• [RECORD SET]
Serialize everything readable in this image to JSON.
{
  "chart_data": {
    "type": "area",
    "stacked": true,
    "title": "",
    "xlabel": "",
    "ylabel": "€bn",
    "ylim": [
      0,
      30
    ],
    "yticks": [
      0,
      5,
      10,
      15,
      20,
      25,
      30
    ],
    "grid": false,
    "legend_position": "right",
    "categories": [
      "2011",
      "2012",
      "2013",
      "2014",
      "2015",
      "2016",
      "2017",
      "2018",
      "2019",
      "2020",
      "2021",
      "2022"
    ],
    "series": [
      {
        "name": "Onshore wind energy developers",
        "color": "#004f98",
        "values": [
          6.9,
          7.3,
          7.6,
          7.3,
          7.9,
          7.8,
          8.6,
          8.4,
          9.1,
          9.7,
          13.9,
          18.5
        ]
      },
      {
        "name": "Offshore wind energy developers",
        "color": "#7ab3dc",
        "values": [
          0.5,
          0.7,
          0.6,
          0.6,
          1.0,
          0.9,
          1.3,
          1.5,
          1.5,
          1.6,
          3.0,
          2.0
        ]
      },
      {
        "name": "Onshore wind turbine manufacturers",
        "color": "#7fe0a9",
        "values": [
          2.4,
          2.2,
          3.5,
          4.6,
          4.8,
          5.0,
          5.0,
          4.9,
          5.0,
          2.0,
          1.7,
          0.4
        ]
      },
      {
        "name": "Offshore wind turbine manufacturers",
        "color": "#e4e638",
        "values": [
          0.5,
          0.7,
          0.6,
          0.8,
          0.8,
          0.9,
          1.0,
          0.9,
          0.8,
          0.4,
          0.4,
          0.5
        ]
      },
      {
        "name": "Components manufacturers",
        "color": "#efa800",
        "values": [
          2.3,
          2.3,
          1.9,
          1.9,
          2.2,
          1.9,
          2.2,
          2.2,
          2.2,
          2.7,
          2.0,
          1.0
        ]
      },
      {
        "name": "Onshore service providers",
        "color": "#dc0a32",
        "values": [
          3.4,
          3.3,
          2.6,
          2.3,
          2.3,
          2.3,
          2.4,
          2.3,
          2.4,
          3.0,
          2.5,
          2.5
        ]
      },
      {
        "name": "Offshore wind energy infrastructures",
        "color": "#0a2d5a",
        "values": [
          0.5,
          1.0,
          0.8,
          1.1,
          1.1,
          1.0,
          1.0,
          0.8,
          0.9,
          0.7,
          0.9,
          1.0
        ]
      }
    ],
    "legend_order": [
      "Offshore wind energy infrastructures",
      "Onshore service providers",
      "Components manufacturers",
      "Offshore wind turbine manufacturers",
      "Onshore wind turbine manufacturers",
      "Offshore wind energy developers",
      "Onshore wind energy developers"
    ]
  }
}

• [WHAT IS NEEDED] Each line of the material that holds the string "manufacturers" counts once; give the total alone.

• [RESPONSE BELOW] 6